**PROVIDED DATA:**
_ _ _ _ _ _ _

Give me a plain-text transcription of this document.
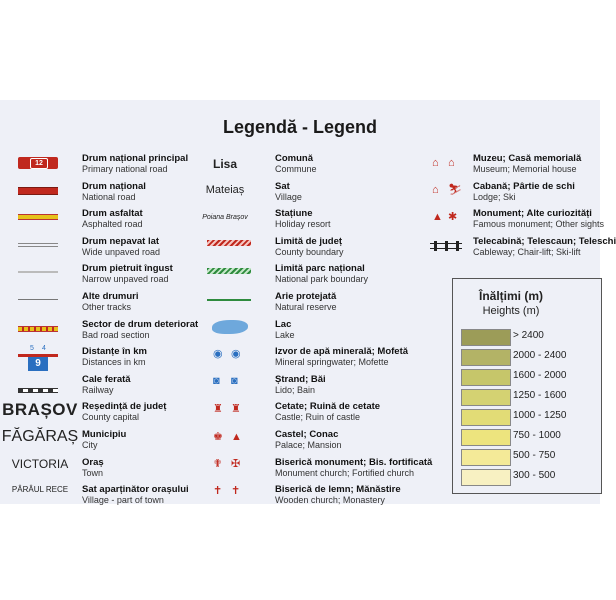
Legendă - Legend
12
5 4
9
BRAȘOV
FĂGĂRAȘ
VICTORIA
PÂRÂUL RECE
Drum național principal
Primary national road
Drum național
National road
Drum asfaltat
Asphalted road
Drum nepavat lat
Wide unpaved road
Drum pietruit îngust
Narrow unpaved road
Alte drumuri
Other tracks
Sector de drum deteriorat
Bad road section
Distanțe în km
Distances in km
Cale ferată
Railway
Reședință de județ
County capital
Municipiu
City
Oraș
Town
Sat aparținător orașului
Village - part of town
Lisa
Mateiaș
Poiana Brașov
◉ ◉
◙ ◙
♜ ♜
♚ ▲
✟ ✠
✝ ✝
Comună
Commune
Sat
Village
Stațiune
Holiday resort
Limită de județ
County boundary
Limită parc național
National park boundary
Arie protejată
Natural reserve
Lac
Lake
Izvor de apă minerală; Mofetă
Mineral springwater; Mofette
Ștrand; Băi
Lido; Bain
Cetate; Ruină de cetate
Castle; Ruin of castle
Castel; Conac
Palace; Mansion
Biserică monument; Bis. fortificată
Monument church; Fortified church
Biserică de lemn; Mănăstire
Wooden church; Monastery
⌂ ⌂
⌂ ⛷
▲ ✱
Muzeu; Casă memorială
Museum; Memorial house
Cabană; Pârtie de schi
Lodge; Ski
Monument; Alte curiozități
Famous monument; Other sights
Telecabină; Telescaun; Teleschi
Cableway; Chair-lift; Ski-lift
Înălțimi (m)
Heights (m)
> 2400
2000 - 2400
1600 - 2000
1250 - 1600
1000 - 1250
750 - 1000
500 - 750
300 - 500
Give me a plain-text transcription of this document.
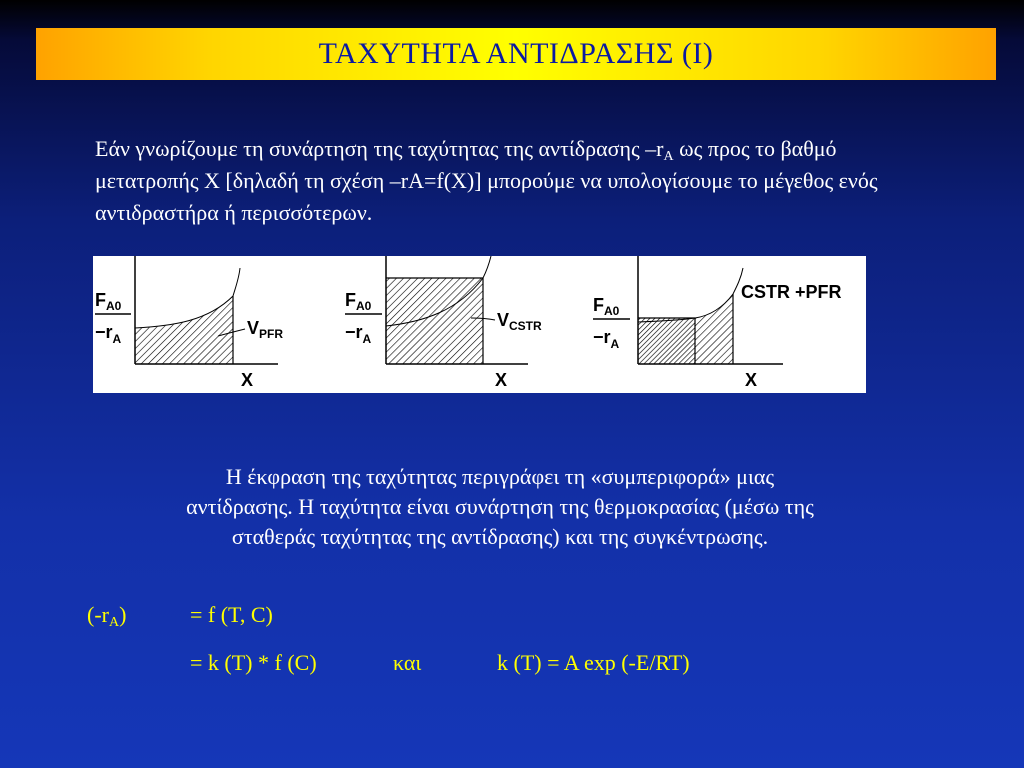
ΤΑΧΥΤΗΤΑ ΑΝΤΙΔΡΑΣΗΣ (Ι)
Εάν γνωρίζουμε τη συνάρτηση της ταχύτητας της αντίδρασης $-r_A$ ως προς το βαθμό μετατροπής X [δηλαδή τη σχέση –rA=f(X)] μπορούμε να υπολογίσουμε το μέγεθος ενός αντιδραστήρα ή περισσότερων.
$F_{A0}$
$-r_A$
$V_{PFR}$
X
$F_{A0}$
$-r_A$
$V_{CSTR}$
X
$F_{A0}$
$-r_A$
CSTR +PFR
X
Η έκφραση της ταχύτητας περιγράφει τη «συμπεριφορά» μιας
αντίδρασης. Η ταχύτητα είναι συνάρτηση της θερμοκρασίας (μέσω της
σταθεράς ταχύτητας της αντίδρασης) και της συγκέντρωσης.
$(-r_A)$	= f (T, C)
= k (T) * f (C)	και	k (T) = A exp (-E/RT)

_ _ _ _ _ _ _

**THE TASK:**
Repeat all the records above exactly, leaving out any pictures.

**OUTPUT:**
Give me a plain-text transcription of this document.
Legendă - Legend
12
5 4
9
BRAȘOV
FĂGĂRAȘ
VICTORIA
PÂRÂUL RECE
Drum național principal
Primary national road
Drum național
National road
Drum asfaltat
Asphalted road
Drum nepavat lat
Wide unpaved road
Drum pietruit îngust
Narrow unpaved road
Alte drumuri
Other tracks
Sector de drum deteriorat
Bad road section
Distanțe în km
Distances in km
Cale ferată
Railway
Reședință de județ
County capital
Municipiu
City
Oraș
Town
Sat aparținător orașului
Village - part of town
Lisa
Mateiaș
Poiana Brașov
◉ ◉
◙ ◙
♜ ♜
♚ ▲
✟ ✠
✝ ✝
Comună
Commune
Sat
Village
Stațiune
Holiday resort
Limită de județ
County boundary
Limită parc național
National park boundary
Arie protejată
Natural reserve
Lac
Lake
Izvor de apă minerală; Mofetă
Mineral springwater; Mofette
Ștrand; Băi
Lido; Bain
Cetate; Ruină de cetate
Castle; Ruin of castle
Castel; Conac
Palace; Mansion
Biserică monument; Bis. fortificată
Monument church; Fortified church
Biserică de lemn; Mănăstire
Wooden church; Monastery
⌂ ⌂
⌂ ⛷
▲ ✱
Muzeu; Casă memorială
Museum; Memorial house
Cabană; Pârtie de schi
Lodge; Ski
Monument; Alte curiozități
Famous monument; Other sights
Telecabină; Telescaun; Teleschi
Cableway; Chair-lift; Ski-lift
Înălțimi (m)
Heights (m)
> 2400
2000 - 2400
1600 - 2000
1250 - 1600
1000 - 1250
750 - 1000
500 - 750
300 - 500
Give me a plain-text transcription of this document.
ΤΑΧΥΤΗΤΑ ΑΝΤΙΔΡΑΣΗΣ (Ι)
Εάν γνωρίζουμε τη συνάρτηση της ταχύτητας της αντίδρασης $-r_A$ ως προς το βαθμό μετατροπής X [δηλαδή τη σχέση –rA=f(X)] μπορούμε να υπολογίσουμε το μέγεθος ενός αντιδραστήρα ή περισσότερων.
$F_{A0}$
$-r_A$
$V_{PFR}$
X
$F_{A0}$
$-r_A$
$V_{CSTR}$
X
$F_{A0}$
$-r_A$
CSTR +PFR
X
Η έκφραση της ταχύτητας περιγράφει τη «συμπεριφορά» μιας
αντίδρασης. Η ταχύτητα είναι συνάρτηση της θερμοκρασίας (μέσω της
σταθεράς ταχύτητας της αντίδρασης) και της συγκέντρωσης.
$(-r_A)$	= f (T, C)
= k (T) * f (C)	και	k (T) = A exp (-E/RT)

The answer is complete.